• [WORK TO DO]
Rewrite the items from the line with "heat-cell — [246, 450, 250, 456]" to the line with "heat-cell — [242, 516, 246, 522]", putting "heatmap-cell" in place of "heat-cell" and leaving everything else the same.

• [LISTED RECORDS]
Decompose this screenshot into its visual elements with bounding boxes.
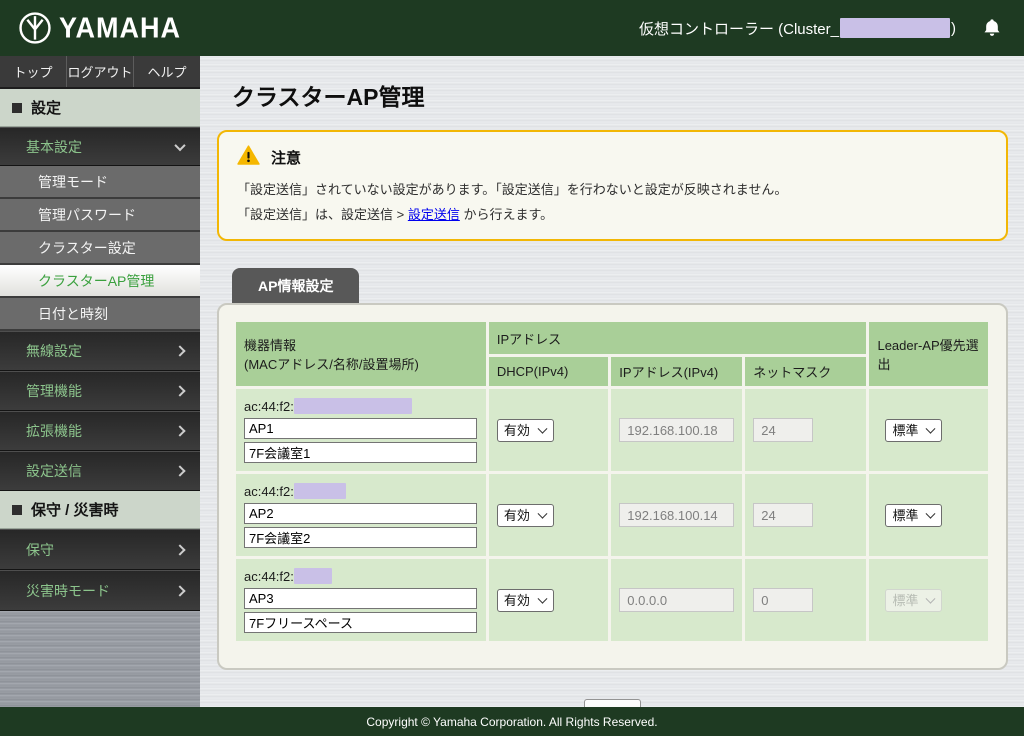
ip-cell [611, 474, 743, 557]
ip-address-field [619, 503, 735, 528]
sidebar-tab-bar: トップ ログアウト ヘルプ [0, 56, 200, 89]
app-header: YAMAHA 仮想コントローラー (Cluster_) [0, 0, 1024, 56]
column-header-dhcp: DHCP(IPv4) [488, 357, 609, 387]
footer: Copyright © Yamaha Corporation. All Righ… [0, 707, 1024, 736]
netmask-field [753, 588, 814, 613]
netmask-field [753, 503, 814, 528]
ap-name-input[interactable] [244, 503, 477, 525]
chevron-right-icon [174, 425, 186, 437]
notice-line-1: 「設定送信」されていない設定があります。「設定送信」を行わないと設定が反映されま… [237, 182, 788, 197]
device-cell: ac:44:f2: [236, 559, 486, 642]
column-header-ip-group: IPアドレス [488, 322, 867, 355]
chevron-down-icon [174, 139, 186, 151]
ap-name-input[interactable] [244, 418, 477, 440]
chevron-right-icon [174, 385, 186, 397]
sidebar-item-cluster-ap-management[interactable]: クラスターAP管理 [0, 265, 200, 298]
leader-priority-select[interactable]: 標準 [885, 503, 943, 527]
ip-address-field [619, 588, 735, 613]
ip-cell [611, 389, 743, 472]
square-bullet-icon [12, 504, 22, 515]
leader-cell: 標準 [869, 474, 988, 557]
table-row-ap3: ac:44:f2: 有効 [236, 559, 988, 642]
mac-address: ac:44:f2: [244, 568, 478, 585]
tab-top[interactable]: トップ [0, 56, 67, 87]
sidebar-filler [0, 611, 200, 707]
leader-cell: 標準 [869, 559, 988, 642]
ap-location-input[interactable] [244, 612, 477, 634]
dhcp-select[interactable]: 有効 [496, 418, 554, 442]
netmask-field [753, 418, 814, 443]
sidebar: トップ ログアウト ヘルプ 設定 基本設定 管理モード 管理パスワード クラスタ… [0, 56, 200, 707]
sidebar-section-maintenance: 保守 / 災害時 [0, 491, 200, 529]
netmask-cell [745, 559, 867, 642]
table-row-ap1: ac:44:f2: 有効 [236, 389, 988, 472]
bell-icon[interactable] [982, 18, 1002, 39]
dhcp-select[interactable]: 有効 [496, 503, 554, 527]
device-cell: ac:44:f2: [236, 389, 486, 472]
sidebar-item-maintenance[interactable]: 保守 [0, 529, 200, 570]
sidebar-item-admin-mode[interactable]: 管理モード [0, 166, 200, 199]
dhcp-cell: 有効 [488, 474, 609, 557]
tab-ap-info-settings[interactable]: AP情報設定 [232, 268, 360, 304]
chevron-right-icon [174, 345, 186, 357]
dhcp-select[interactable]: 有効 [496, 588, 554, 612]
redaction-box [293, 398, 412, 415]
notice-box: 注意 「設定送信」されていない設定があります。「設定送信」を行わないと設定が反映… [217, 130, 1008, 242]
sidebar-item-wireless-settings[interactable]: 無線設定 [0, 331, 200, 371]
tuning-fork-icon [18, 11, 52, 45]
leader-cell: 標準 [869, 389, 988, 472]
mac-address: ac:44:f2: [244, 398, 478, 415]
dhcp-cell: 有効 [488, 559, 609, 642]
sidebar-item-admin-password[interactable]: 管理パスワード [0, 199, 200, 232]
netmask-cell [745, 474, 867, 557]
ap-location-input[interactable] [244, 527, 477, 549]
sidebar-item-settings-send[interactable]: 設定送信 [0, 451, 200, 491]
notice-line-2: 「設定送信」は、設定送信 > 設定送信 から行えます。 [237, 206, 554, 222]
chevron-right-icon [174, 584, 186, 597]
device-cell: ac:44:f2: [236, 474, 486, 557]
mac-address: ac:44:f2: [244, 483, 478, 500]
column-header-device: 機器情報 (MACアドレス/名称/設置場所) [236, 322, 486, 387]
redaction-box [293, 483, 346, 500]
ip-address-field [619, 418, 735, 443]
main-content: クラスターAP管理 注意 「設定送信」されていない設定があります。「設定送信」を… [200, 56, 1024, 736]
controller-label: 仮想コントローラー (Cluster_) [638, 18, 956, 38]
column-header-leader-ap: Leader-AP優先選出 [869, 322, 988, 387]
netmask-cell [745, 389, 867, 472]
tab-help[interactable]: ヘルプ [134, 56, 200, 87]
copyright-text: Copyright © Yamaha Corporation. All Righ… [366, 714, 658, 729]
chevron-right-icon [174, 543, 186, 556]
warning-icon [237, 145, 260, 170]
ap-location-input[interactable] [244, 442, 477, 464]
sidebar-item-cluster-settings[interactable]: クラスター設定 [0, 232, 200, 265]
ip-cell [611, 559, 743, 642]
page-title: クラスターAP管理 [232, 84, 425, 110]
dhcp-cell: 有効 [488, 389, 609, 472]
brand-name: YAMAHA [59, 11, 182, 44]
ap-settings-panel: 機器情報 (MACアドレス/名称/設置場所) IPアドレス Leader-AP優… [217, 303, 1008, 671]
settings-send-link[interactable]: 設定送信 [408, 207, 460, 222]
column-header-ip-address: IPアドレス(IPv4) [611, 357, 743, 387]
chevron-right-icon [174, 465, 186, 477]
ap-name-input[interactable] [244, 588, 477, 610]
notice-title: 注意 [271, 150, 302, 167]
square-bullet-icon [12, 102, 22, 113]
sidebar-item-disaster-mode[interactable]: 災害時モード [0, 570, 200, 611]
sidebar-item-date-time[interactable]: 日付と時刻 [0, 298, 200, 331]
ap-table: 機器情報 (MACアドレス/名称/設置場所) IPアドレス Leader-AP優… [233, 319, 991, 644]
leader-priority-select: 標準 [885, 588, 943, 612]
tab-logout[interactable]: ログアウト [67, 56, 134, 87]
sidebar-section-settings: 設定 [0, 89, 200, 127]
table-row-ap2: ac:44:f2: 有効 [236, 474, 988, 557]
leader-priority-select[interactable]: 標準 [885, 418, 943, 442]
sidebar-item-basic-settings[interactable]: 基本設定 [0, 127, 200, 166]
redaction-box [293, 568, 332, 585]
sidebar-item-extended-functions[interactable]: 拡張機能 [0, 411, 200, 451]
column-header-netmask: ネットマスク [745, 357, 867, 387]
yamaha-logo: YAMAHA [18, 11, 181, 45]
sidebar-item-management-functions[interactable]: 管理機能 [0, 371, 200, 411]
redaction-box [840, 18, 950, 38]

==

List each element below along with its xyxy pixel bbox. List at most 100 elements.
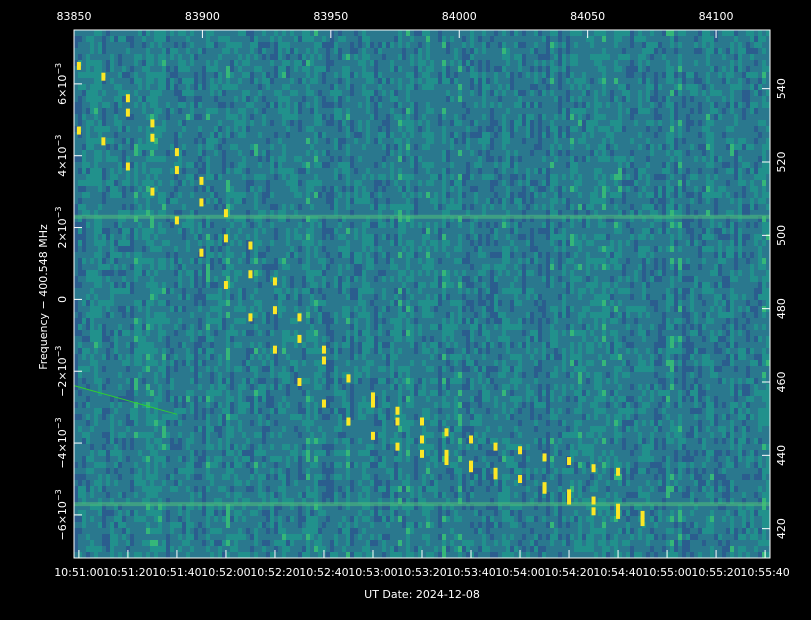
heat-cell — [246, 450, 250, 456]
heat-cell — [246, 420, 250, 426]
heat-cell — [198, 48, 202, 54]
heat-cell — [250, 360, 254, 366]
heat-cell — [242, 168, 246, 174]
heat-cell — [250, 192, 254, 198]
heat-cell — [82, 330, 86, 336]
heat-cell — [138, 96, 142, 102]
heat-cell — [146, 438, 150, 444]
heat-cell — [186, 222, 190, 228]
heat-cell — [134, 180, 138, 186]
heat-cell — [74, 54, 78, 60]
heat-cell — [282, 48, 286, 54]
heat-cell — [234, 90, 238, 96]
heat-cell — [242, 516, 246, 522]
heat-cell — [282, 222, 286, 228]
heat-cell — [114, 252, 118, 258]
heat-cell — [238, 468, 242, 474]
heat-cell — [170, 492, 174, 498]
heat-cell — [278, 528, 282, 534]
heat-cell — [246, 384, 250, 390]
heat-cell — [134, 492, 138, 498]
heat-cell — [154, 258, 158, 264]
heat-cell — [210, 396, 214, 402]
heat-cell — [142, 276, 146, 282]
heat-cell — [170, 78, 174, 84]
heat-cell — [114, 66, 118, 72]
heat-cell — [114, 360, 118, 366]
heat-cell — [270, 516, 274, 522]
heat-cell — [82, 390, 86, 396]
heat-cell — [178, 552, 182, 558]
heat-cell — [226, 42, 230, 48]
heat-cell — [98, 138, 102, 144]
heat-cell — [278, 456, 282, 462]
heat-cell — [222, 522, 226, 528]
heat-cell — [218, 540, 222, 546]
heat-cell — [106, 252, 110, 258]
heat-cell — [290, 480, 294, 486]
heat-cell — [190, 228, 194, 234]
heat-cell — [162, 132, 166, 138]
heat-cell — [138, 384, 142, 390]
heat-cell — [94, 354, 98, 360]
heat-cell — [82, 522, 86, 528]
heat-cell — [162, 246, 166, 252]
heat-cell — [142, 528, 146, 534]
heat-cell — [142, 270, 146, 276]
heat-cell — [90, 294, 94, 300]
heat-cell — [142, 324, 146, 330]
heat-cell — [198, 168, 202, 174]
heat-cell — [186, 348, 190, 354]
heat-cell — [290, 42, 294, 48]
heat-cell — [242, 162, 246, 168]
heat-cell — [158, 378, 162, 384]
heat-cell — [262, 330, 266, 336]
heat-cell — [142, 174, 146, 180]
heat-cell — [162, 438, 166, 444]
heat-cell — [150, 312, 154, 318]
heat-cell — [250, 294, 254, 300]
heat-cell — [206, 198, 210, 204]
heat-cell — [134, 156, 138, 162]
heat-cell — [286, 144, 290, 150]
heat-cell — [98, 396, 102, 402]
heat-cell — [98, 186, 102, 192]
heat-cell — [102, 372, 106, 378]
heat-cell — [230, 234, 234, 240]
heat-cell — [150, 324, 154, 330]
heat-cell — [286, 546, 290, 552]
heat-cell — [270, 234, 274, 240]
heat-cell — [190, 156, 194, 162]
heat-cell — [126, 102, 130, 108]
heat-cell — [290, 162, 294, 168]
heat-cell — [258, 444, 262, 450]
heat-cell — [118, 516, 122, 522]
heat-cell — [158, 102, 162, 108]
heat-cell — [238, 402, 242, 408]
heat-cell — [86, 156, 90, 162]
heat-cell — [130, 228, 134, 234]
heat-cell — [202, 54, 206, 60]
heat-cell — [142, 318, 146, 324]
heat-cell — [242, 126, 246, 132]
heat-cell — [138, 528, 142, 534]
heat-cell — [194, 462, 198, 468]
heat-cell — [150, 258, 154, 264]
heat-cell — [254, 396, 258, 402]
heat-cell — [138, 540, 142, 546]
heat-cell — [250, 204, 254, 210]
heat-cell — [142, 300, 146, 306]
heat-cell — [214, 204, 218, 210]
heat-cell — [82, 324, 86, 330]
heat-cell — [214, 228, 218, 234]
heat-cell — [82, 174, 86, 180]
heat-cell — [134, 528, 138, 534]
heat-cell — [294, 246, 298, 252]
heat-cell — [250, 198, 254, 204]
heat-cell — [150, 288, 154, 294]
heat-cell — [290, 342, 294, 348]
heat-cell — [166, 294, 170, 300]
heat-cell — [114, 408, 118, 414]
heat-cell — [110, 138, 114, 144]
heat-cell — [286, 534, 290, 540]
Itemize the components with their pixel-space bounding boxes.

• [SOLUTION TO THE PROBLEM]
heatmap-cell — [246, 450, 250, 456]
heatmap-cell — [246, 420, 250, 426]
heatmap-cell — [198, 48, 202, 54]
heatmap-cell — [250, 360, 254, 366]
heatmap-cell — [242, 168, 246, 174]
heatmap-cell — [250, 192, 254, 198]
heatmap-cell — [82, 330, 86, 336]
heatmap-cell — [138, 96, 142, 102]
heatmap-cell — [146, 438, 150, 444]
heatmap-cell — [186, 222, 190, 228]
heatmap-cell — [134, 180, 138, 186]
heatmap-cell — [74, 54, 78, 60]
heatmap-cell — [282, 48, 286, 54]
heatmap-cell — [234, 90, 238, 96]
heatmap-cell — [242, 516, 246, 522]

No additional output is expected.